Exercise directions: Filter the entries and keep only the lines where the string "name" appears.

Records provided:

= = = =

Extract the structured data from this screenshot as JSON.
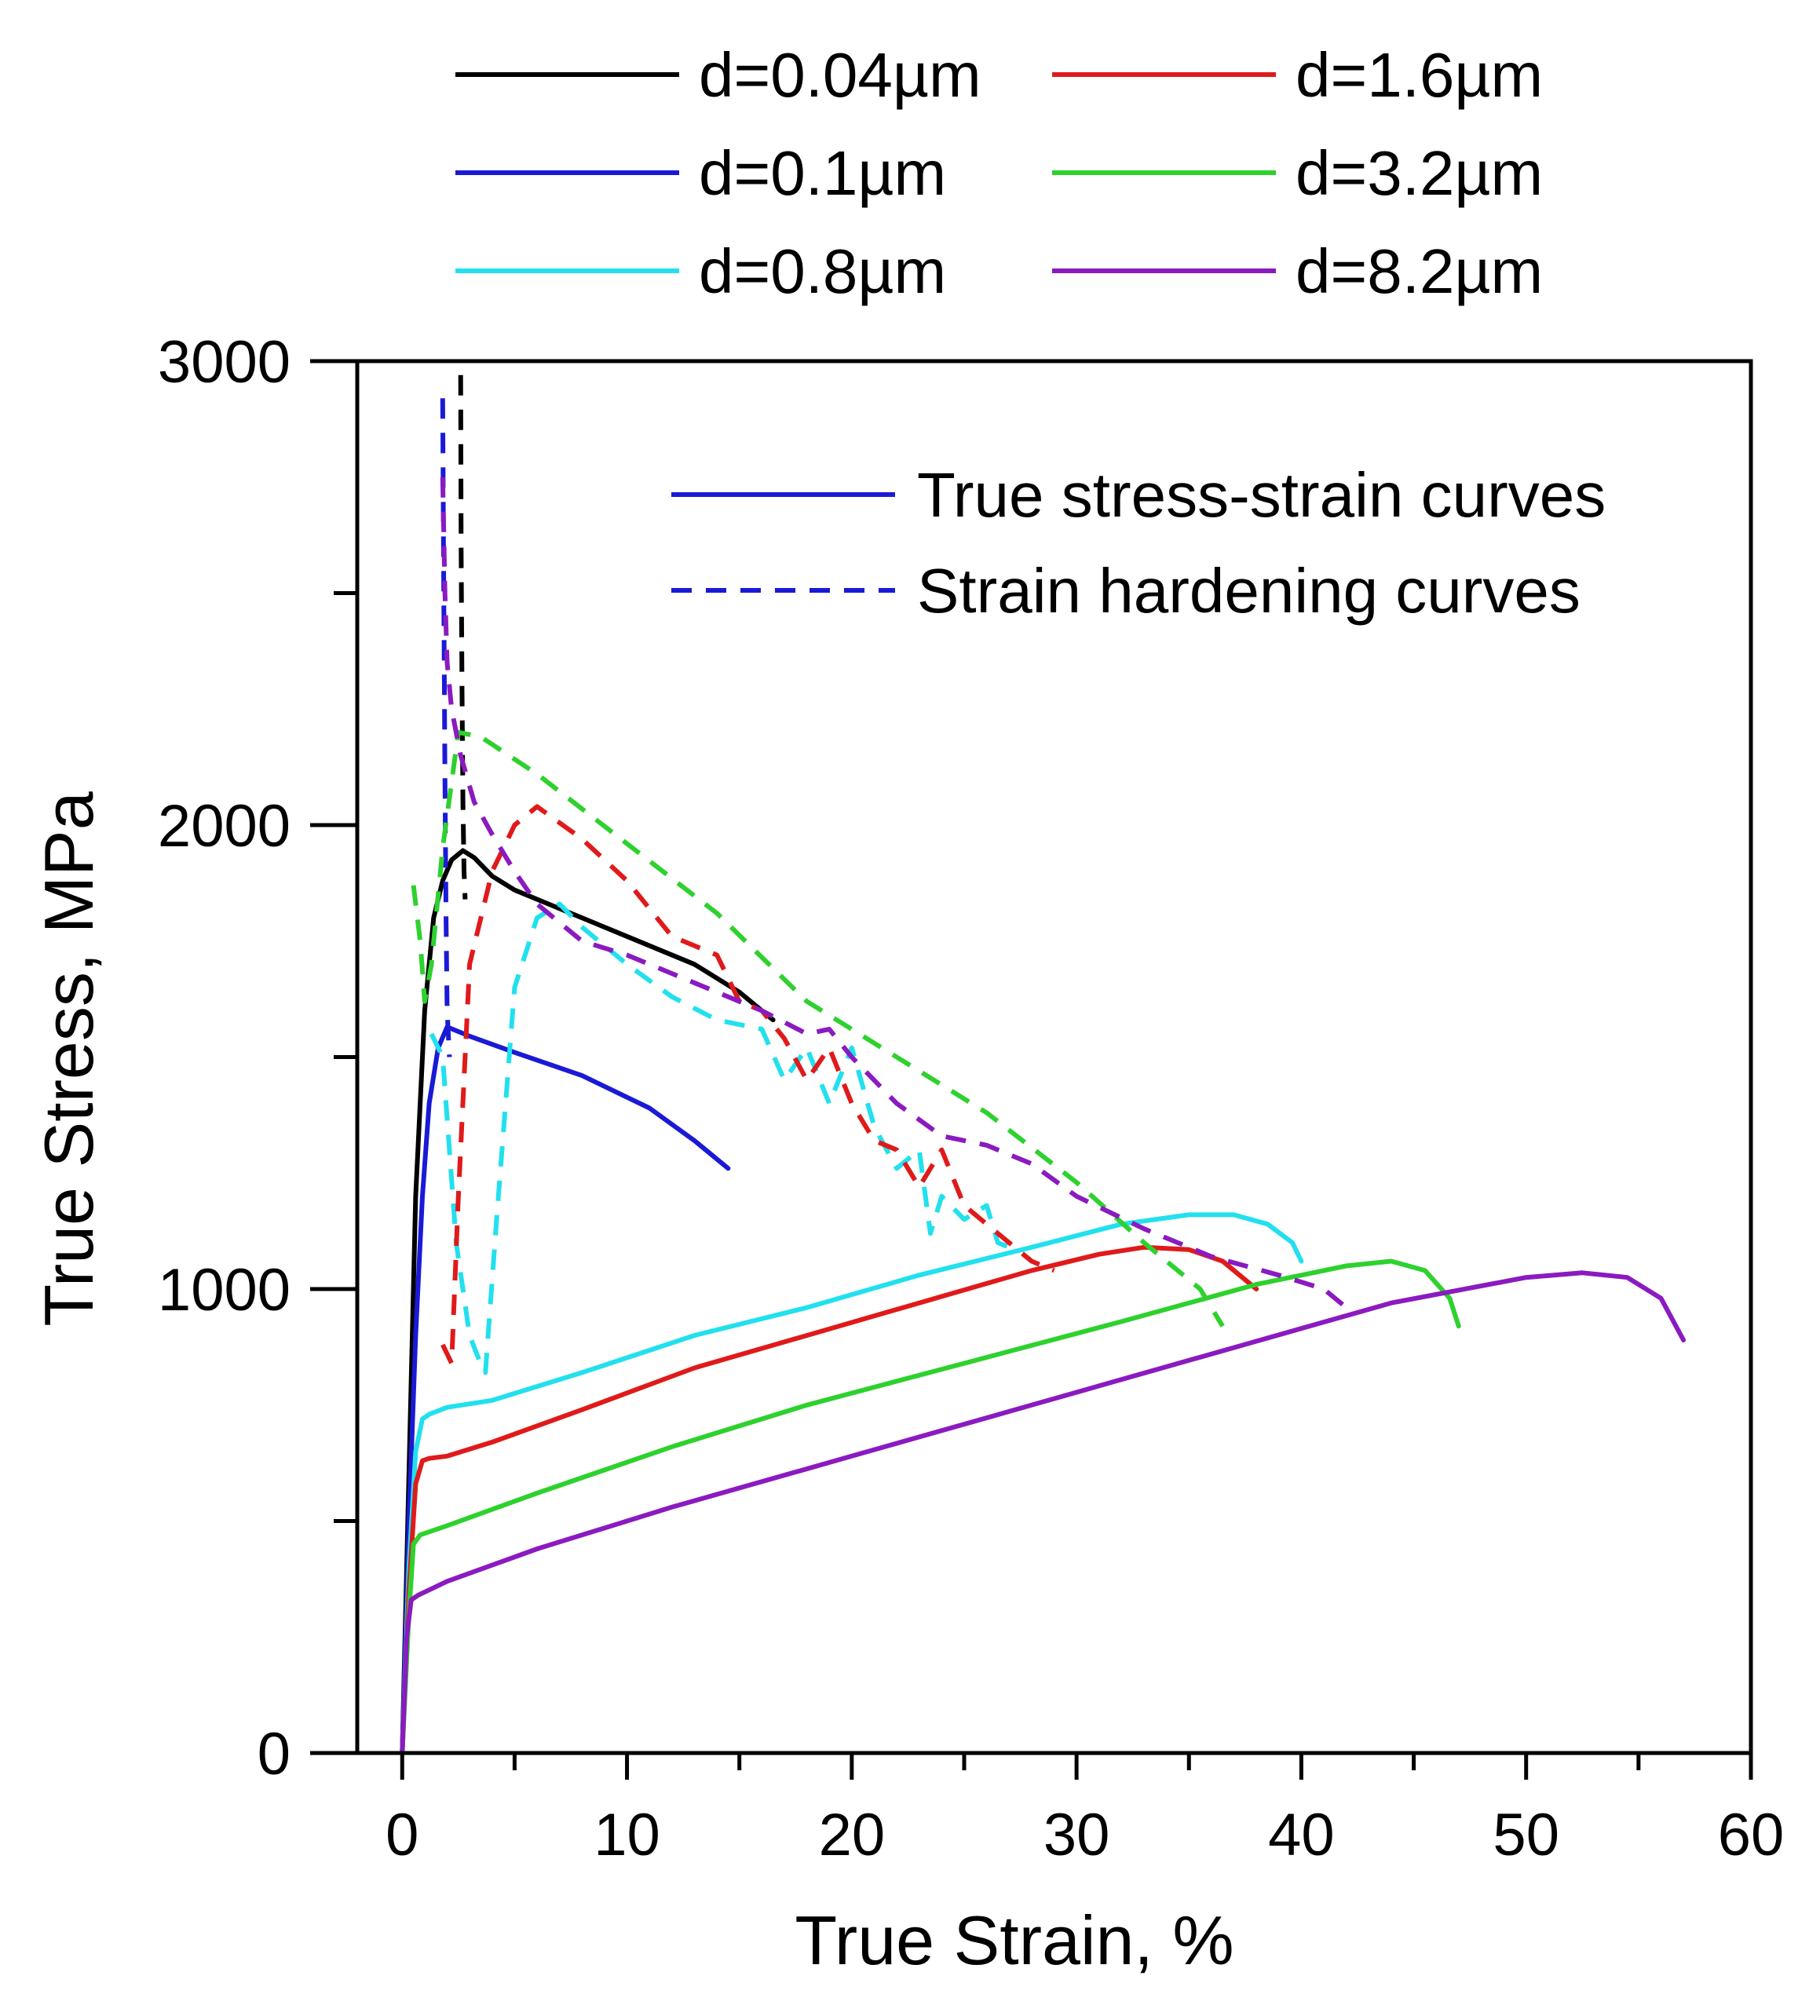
{
  "chart_data": {
    "type": "line",
    "title": "",
    "xlabel": "True Strain, %",
    "ylabel": "True Stress, MPa",
    "xlim": [
      -2,
      60
    ],
    "ylim": [
      0,
      3000
    ],
    "x_ticks": [
      0,
      10,
      20,
      30,
      40,
      50,
      60
    ],
    "y_ticks": [
      0,
      1000,
      2000,
      3000
    ],
    "grid": false,
    "size_legend": [
      {
        "label": "d=0.04µm",
        "color": "#000000"
      },
      {
        "label": "d=0.1µm",
        "color": "#1a1ad6"
      },
      {
        "label": "d=0.8µm",
        "color": "#22e0ee"
      },
      {
        "label": "d=1.6µm",
        "color": "#e01a1a"
      },
      {
        "label": "d=3.2µm",
        "color": "#2ed12e"
      },
      {
        "label": "d=8.2µm",
        "color": "#8b1ac0"
      }
    ],
    "style_legend": [
      {
        "label": "True stress-strain curves",
        "style": "solid",
        "color": "#1a1ad6"
      },
      {
        "label": "Strain hardening curves",
        "style": "dashed",
        "color": "#1a1ad6"
      }
    ],
    "series": [
      {
        "name": "d=0.04µm true stress-strain",
        "style": "solid",
        "color": "#000000",
        "x": [
          0,
          0.3,
          0.6,
          1.0,
          1.4,
          1.8,
          2.2,
          2.7,
          3.2,
          4,
          5,
          7,
          10,
          13,
          15,
          16.5
        ],
        "y": [
          0,
          600,
          1200,
          1600,
          1800,
          1880,
          1925,
          1945,
          1930,
          1890,
          1860,
          1820,
          1760,
          1700,
          1640,
          1580
        ]
      },
      {
        "name": "d=0.1µm true stress-strain",
        "style": "solid",
        "color": "#1a1ad6",
        "x": [
          0,
          0.3,
          0.6,
          0.9,
          1.2,
          1.6,
          2.0,
          3,
          5,
          8,
          11,
          13,
          14.5
        ],
        "y": [
          0,
          500,
          900,
          1200,
          1400,
          1520,
          1565,
          1545,
          1510,
          1460,
          1390,
          1320,
          1260
        ]
      },
      {
        "name": "d=0.8µm true stress-strain",
        "style": "solid",
        "color": "#22e0ee",
        "x": [
          0,
          0.3,
          0.6,
          0.9,
          1.2,
          2,
          4,
          8,
          13,
          18,
          23,
          28,
          32,
          35,
          37,
          38.5,
          39.6,
          40
        ],
        "y": [
          0,
          400,
          650,
          720,
          730,
          745,
          760,
          820,
          900,
          960,
          1030,
          1090,
          1140,
          1160,
          1160,
          1140,
          1100,
          1060
        ]
      },
      {
        "name": "d=1.6µm true stress-strain",
        "style": "solid",
        "color": "#e01a1a",
        "x": [
          0,
          0.3,
          0.6,
          0.9,
          1.2,
          2,
          4,
          8,
          13,
          18,
          23,
          28,
          31,
          33,
          35,
          36.5,
          38
        ],
        "y": [
          0,
          350,
          580,
          630,
          635,
          640,
          670,
          740,
          830,
          900,
          970,
          1040,
          1075,
          1090,
          1085,
          1060,
          1000
        ]
      },
      {
        "name": "d=3.2µm true stress-strain",
        "style": "solid",
        "color": "#2ed12e",
        "x": [
          0,
          0.3,
          0.5,
          0.8,
          2,
          6,
          12,
          18,
          25,
          32,
          38,
          42,
          44,
          45.5,
          46.6,
          47
        ],
        "y": [
          0,
          300,
          450,
          470,
          490,
          560,
          660,
          750,
          840,
          930,
          1010,
          1050,
          1060,
          1040,
          980,
          920
        ]
      },
      {
        "name": "d=8.2µm true stress-strain",
        "style": "solid",
        "color": "#8b1ac0",
        "x": [
          0,
          0.2,
          0.4,
          0.7,
          2,
          6,
          12,
          20,
          28,
          36,
          44,
          50,
          52.5,
          54.5,
          56,
          57
        ],
        "y": [
          0,
          250,
          330,
          340,
          370,
          440,
          530,
          640,
          750,
          860,
          970,
          1025,
          1035,
          1025,
          980,
          890
        ]
      },
      {
        "name": "d=0.04µm strain hardening",
        "style": "dashed",
        "color": "#000000",
        "x": [
          2.6,
          2.62,
          2.66,
          2.7,
          2.75,
          2.8
        ],
        "y": [
          2970,
          2600,
          2300,
          2050,
          1900,
          1840
        ]
      },
      {
        "name": "d=0.1µm strain hardening",
        "style": "dashed",
        "color": "#1a1ad6",
        "x": [
          1.8,
          1.85,
          1.9,
          1.95,
          2.0,
          2.1
        ],
        "y": [
          2920,
          2500,
          2100,
          1800,
          1600,
          1500
        ]
      },
      {
        "name": "d=0.8µm strain hardening",
        "style": "dashed",
        "color": "#22e0ee",
        "x": [
          1.3,
          1.8,
          2.4,
          3.0,
          3.4,
          3.7,
          4.2,
          5,
          6,
          7,
          8,
          10,
          12,
          14,
          16,
          17,
          18,
          19,
          20,
          21,
          22,
          23,
          23.5,
          24,
          25,
          26,
          26.5,
          27
        ],
        "y": [
          1550,
          1500,
          1100,
          900,
          850,
          820,
          1150,
          1650,
          1800,
          1830,
          1780,
          1700,
          1630,
          1580,
          1560,
          1450,
          1520,
          1400,
          1520,
          1350,
          1260,
          1300,
          1120,
          1200,
          1150,
          1180,
          1100,
          1090
        ]
      },
      {
        "name": "d=1.6µm strain hardening",
        "style": "dashed",
        "color": "#e01a1a",
        "x": [
          1.8,
          2.0,
          2.2,
          2.5,
          3,
          4,
          5,
          6,
          8,
          10,
          12,
          14,
          15,
          16,
          17,
          18,
          19,
          20,
          21,
          22,
          23,
          24,
          25,
          26,
          27,
          28,
          29
        ],
        "y": [
          880,
          860,
          840,
          1200,
          1700,
          1900,
          2000,
          2040,
          1970,
          1880,
          1760,
          1720,
          1620,
          1600,
          1540,
          1450,
          1520,
          1400,
          1320,
          1300,
          1220,
          1300,
          1180,
          1140,
          1100,
          1060,
          1040
        ]
      },
      {
        "name": "d=3.2µm strain hardening",
        "style": "dashed",
        "color": "#2ed12e",
        "x": [
          0.5,
          0.8,
          1.0,
          1.3,
          1.8,
          2.5,
          3.5,
          6,
          10,
          14,
          18,
          22,
          26,
          30,
          33,
          35.5,
          36.5
        ],
        "y": [
          1870,
          1750,
          1620,
          1700,
          1950,
          2200,
          2190,
          2110,
          1960,
          1810,
          1620,
          1500,
          1380,
          1230,
          1100,
          1000,
          920
        ]
      },
      {
        "name": "d=8.2µm strain hardening",
        "style": "dashed",
        "color": "#8b1ac0",
        "x": [
          1.8,
          1.9,
          2.0,
          2.2,
          2.6,
          3.2,
          4,
          5,
          6,
          8,
          10,
          12,
          14,
          16,
          18,
          19,
          20,
          22,
          24,
          26,
          28,
          30,
          33,
          36,
          39,
          41,
          42
        ],
        "y": [
          2750,
          2500,
          2350,
          2250,
          2150,
          2050,
          1980,
          1900,
          1830,
          1750,
          1720,
          1680,
          1640,
          1600,
          1550,
          1560,
          1500,
          1400,
          1330,
          1310,
          1270,
          1200,
          1130,
          1070,
          1030,
          1000,
          960
        ]
      }
    ]
  }
}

= = = =

Written solution:
        "name": "d=0.04µm true stress-strain",
        "name": "d=0.1µm true stress-strain",
        "name": "d=0.8µm true stress-strain",
        "name": "d=1.6µm true stress-strain",
        "name": "d=3.2µm true stress-strain",
        "name": "d=8.2µm true stress-strain",
        "name": "d=0.04µm strain hardening",
        "name": "d=0.1µm strain hardening",
        "name": "d=0.8µm strain hardening",
        "name": "d=1.6µm strain hardening",
        "name": "d=3.2µm strain hardening",
        "name": "d=8.2µm strain hardening",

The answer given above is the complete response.